The Curious Incident Of The Dog In The Night-Time

After everyone and their dog have read it (pun unintended), I got around to reading The Curious Incident Of The Dog In The Night-Time. Written by Mark Haddon, the novel follows a mathematically gifted autistic pre-teen Christopher as he tries to find out who killed his neighbour’s dog. He discovers Mrs. Shears’s dog Wellington dead one night with a garden fork sticking through it. Being an avid reader of Sherlock Holmes’s mysteries, Christopher decides to find out the culprit. The detection leads him and his loved ones through an emotional journey causing much grief and in the end, a bit of happiness.

→ Provided data:
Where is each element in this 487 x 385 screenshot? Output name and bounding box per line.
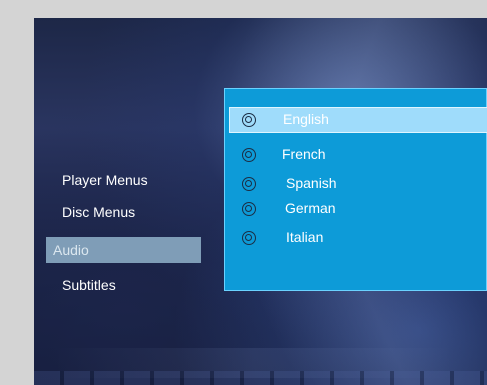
menu-item-disc-menus[interactable]: Disc Menus bbox=[62, 204, 135, 220]
radio-icon bbox=[242, 202, 256, 216]
radio-icon bbox=[242, 177, 256, 191]
audio-language-panel: English French Spanish German Italian bbox=[224, 88, 487, 291]
audio-option-italian[interactable]: Italian bbox=[225, 226, 487, 250]
radio-icon bbox=[242, 231, 256, 245]
menu-item-audio[interactable]: Audio bbox=[46, 237, 201, 263]
audio-option-french[interactable]: French bbox=[225, 143, 487, 167]
radio-icon bbox=[242, 148, 256, 162]
decorative-bottom-strip bbox=[34, 371, 487, 385]
menu-item-player-menus[interactable]: Player Menus bbox=[62, 172, 148, 188]
radio-icon bbox=[242, 113, 256, 127]
audio-option-spanish[interactable]: Spanish bbox=[225, 172, 487, 196]
audio-option-label: Spanish bbox=[286, 175, 337, 191]
menu-item-subtitles[interactable]: Subtitles bbox=[62, 277, 116, 293]
audio-option-german[interactable]: German bbox=[225, 197, 487, 221]
audio-option-label: Italian bbox=[286, 229, 324, 245]
audio-option-label: French bbox=[282, 146, 326, 162]
audio-option-label: German bbox=[285, 200, 336, 216]
audio-option-english[interactable]: English bbox=[229, 107, 487, 133]
audio-option-label: English bbox=[283, 111, 329, 127]
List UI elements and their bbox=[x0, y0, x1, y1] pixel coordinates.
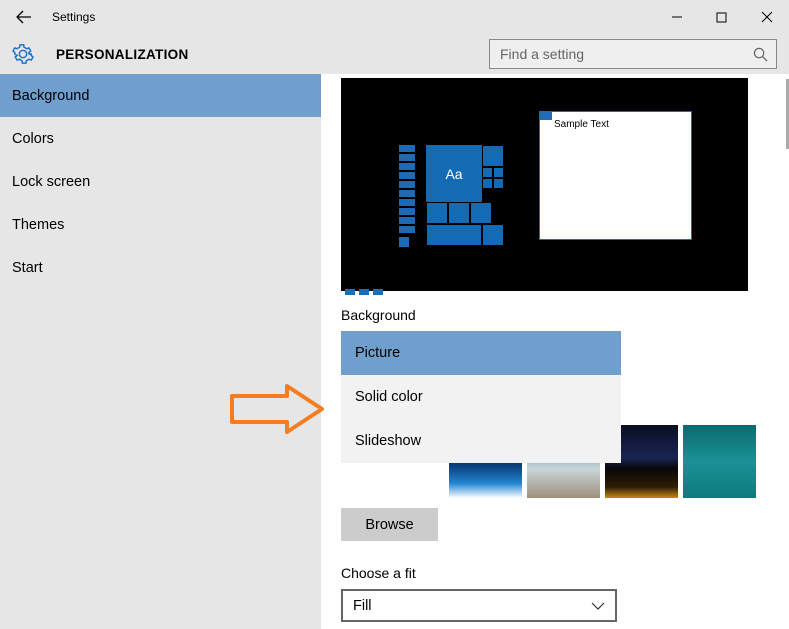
desktop-preview: Aa Sample Text bbox=[341, 78, 748, 291]
search-input[interactable] bbox=[500, 46, 753, 62]
background-dropdown[interactable]: Picture Solid color Slideshow bbox=[341, 331, 621, 463]
window-title: Settings bbox=[52, 10, 95, 24]
sidebar-item-start[interactable]: Start bbox=[0, 246, 321, 289]
sidebar: Background Colors Lock screen Themes Sta… bbox=[0, 74, 321, 629]
maximize-icon bbox=[716, 12, 727, 23]
minimize-button[interactable] bbox=[654, 2, 699, 32]
search-box[interactable] bbox=[489, 39, 777, 69]
fit-label: Choose a fit bbox=[341, 565, 769, 581]
sidebar-item-label: Themes bbox=[12, 217, 64, 233]
sidebar-item-lock-screen[interactable]: Lock screen bbox=[0, 160, 321, 203]
minimize-icon bbox=[671, 11, 683, 23]
dropdown-option-label: Slideshow bbox=[355, 433, 421, 449]
annotation-arrow bbox=[227, 384, 327, 439]
close-icon bbox=[761, 11, 773, 23]
start-tiles-preview: Aa bbox=[426, 145, 504, 246]
section-title: PERSONALIZATION bbox=[56, 47, 189, 62]
taskbar-preview bbox=[341, 282, 748, 291]
start-list-preview bbox=[399, 145, 415, 249]
dropdown-option-solid-color[interactable]: Solid color bbox=[341, 375, 621, 419]
settings-gear-icon bbox=[12, 43, 34, 65]
fit-dropdown[interactable]: Fill bbox=[341, 589, 617, 622]
sample-text-label: Sample Text bbox=[554, 119, 609, 130]
content-pane: Aa Sample Text Backgrou bbox=[321, 74, 789, 629]
sidebar-item-themes[interactable]: Themes bbox=[0, 203, 321, 246]
dropdown-option-label: Picture bbox=[355, 345, 400, 361]
titlebar: Settings bbox=[0, 0, 789, 34]
sidebar-item-background[interactable]: Background bbox=[0, 74, 321, 117]
browse-button[interactable]: Browse bbox=[341, 508, 438, 541]
header: PERSONALIZATION bbox=[0, 34, 789, 74]
thumbnail[interactable] bbox=[683, 425, 756, 498]
background-label: Background bbox=[341, 307, 769, 323]
sidebar-item-label: Colors bbox=[12, 131, 54, 147]
sidebar-item-label: Start bbox=[12, 260, 43, 276]
sidebar-item-label: Lock screen bbox=[12, 174, 90, 190]
maximize-button[interactable] bbox=[699, 2, 744, 32]
chevron-down-icon bbox=[591, 602, 605, 610]
dropdown-option-label: Solid color bbox=[355, 389, 423, 405]
close-button[interactable] bbox=[744, 2, 789, 32]
back-arrow-icon bbox=[16, 9, 32, 25]
main-layout: Background Colors Lock screen Themes Sta… bbox=[0, 74, 789, 629]
fit-value: Fill bbox=[353, 598, 372, 614]
search-icon bbox=[753, 47, 768, 62]
sidebar-item-label: Background bbox=[12, 88, 89, 104]
dropdown-option-slideshow[interactable]: Slideshow bbox=[341, 419, 621, 463]
tile-aa: Aa bbox=[426, 145, 482, 202]
back-button[interactable] bbox=[8, 1, 40, 33]
sidebar-item-colors[interactable]: Colors bbox=[0, 117, 321, 160]
dropdown-option-picture[interactable]: Picture bbox=[341, 331, 621, 375]
window-controls bbox=[654, 2, 789, 32]
sample-window: Sample Text bbox=[539, 111, 692, 240]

→ Required tasks:
1 - According to the book review, what is sticking through Wellington when Christopher finds the dog dead?
2 - Resume the book review of The Curious Incident Of The Dog In The Night-Time after its last sentence.
The rows aren't needed for what follows.

→ Written answers:
1 - A garden fork.

2 -
The book is narrated by Christopher himself as he tries to jot down his adventure. We get to see/hear/smell the world through the eyes/ears/nose of an autistic child. Being born with a kind of autism called Asperger Syndrome, Christopher sees mathematical numbers and patterns in everything around him. Unlike other humans, his moods and decisions are heavily influenced by these patterns. His social and communication skills are severely stunted and he needs the help of his dad to look after himself. More than the dog murder mystery (which is actually pretty lame), the book generates a lot of thought about autism. Christopher’s autistic view of the world is vivid and absorbing. Also, the reader gets to see the hardships of a family tending to such a child and how society treats them. These are what make this book stand out.

TCIOTDIN won the Whitbread Book Of The Year award in 2003. It is a small book and can be read in a noon.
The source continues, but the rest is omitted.